====== INPUT

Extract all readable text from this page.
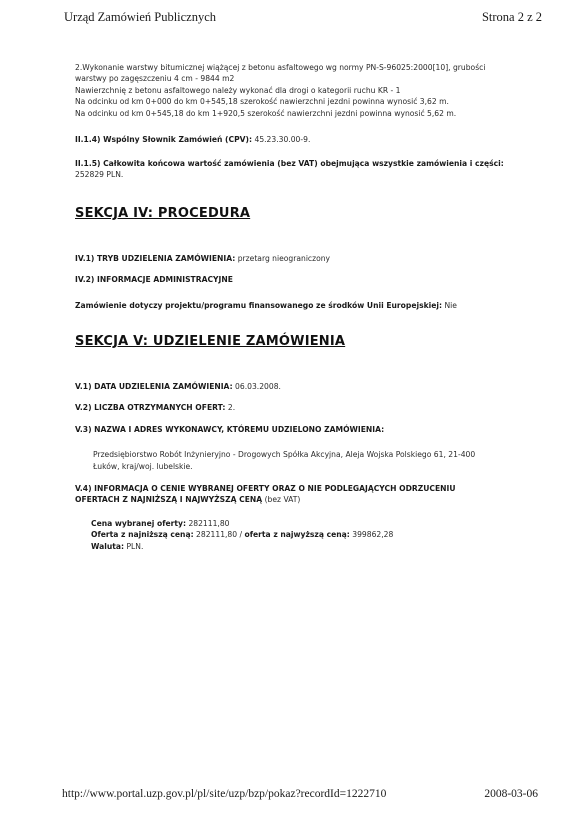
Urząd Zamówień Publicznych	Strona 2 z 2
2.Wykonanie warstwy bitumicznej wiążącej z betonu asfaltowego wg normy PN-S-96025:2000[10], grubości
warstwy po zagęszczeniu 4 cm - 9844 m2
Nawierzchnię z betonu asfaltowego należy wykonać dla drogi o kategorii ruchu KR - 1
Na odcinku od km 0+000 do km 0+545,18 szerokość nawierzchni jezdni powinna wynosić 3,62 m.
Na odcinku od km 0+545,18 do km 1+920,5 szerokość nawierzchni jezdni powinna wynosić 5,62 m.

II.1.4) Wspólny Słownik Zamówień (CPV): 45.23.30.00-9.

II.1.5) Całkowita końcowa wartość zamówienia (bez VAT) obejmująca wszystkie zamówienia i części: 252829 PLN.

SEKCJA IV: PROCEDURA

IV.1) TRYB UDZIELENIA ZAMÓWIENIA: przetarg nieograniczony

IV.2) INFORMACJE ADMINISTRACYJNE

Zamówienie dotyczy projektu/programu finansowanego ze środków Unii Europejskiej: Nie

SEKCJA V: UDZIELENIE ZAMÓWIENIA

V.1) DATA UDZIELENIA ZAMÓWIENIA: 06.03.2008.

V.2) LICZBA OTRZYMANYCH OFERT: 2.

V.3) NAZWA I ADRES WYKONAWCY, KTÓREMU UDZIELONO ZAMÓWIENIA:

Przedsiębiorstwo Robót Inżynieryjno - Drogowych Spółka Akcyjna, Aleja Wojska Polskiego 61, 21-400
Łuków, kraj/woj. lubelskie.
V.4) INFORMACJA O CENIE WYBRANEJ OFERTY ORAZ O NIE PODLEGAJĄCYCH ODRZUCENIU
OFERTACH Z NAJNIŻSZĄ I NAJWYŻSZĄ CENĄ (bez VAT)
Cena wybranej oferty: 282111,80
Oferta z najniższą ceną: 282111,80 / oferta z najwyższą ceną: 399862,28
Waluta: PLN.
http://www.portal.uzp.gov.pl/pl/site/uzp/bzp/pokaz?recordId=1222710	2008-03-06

============
====== INPUT

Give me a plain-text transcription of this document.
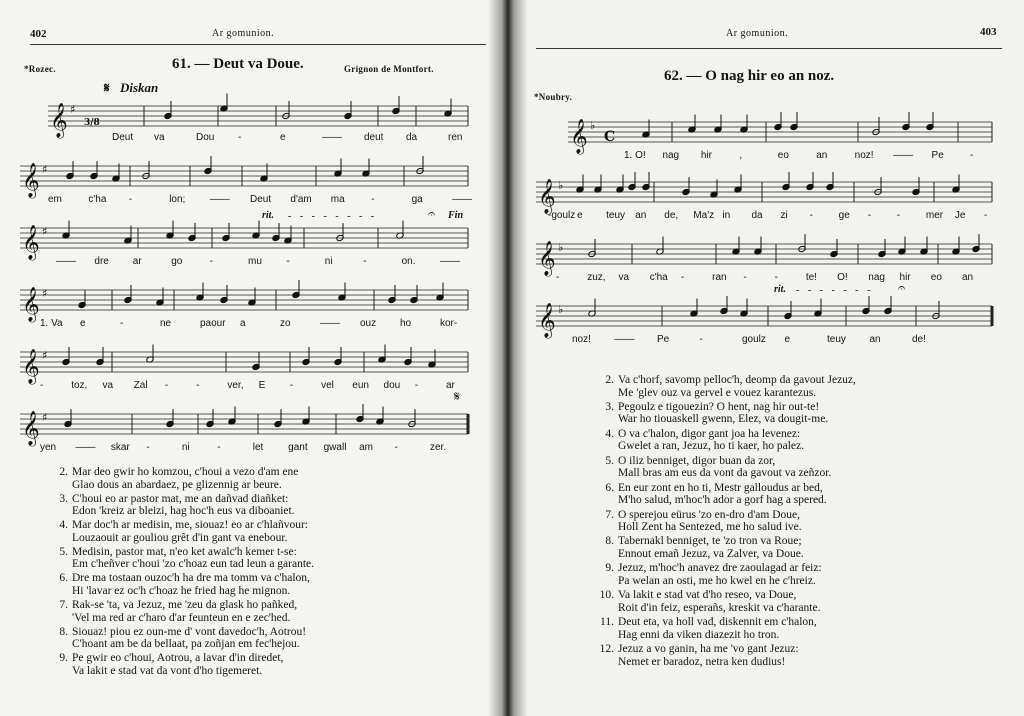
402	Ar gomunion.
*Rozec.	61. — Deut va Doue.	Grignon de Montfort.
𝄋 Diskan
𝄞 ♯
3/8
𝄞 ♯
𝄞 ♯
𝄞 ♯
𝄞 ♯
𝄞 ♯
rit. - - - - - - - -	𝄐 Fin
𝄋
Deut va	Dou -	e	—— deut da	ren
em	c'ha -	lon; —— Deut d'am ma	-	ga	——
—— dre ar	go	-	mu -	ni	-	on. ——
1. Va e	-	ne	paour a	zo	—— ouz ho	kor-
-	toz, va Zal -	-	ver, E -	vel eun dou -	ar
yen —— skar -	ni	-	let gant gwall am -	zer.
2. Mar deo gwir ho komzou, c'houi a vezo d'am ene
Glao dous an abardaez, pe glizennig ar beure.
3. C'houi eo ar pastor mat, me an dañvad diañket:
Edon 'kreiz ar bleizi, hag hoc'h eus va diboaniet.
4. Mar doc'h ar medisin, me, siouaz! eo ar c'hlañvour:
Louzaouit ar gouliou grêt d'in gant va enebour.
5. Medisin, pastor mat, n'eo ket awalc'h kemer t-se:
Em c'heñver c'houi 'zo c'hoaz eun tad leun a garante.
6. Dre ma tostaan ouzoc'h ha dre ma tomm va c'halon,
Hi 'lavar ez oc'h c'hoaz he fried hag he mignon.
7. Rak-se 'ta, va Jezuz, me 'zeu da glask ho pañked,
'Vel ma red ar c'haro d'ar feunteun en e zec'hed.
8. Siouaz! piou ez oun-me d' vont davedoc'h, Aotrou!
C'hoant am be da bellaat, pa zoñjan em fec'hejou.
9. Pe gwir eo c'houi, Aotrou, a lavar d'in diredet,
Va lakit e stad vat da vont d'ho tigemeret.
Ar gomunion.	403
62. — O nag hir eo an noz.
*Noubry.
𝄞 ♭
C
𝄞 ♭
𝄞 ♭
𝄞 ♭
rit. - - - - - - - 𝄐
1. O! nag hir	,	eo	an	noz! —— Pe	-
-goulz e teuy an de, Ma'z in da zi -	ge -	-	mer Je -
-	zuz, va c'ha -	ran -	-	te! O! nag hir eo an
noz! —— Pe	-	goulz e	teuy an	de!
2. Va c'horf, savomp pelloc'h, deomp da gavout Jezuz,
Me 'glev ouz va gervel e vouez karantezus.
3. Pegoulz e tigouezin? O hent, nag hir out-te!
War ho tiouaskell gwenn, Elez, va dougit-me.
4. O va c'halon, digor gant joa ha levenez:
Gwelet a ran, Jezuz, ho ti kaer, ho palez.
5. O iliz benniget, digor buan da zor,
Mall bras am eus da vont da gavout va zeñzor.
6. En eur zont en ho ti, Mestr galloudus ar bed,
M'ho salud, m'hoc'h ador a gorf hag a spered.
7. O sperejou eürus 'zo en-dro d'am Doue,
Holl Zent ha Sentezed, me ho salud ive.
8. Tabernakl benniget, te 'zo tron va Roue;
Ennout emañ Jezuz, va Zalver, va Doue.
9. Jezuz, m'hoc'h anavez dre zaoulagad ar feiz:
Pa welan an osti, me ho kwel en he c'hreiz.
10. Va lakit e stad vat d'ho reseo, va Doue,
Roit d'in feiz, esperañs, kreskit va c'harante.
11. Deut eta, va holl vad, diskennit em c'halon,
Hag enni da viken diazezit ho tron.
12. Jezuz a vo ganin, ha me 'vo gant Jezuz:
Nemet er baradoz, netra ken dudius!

============

(STATED TASK):
Search the data for "pastor". Copy every matching line.

(COMPLETED EXERCISE):
3. C'houi eo ar pastor mat, me an dañvad diañket:
5. Medisin, pastor mat, n'eo ket awalc'h kemer t-se:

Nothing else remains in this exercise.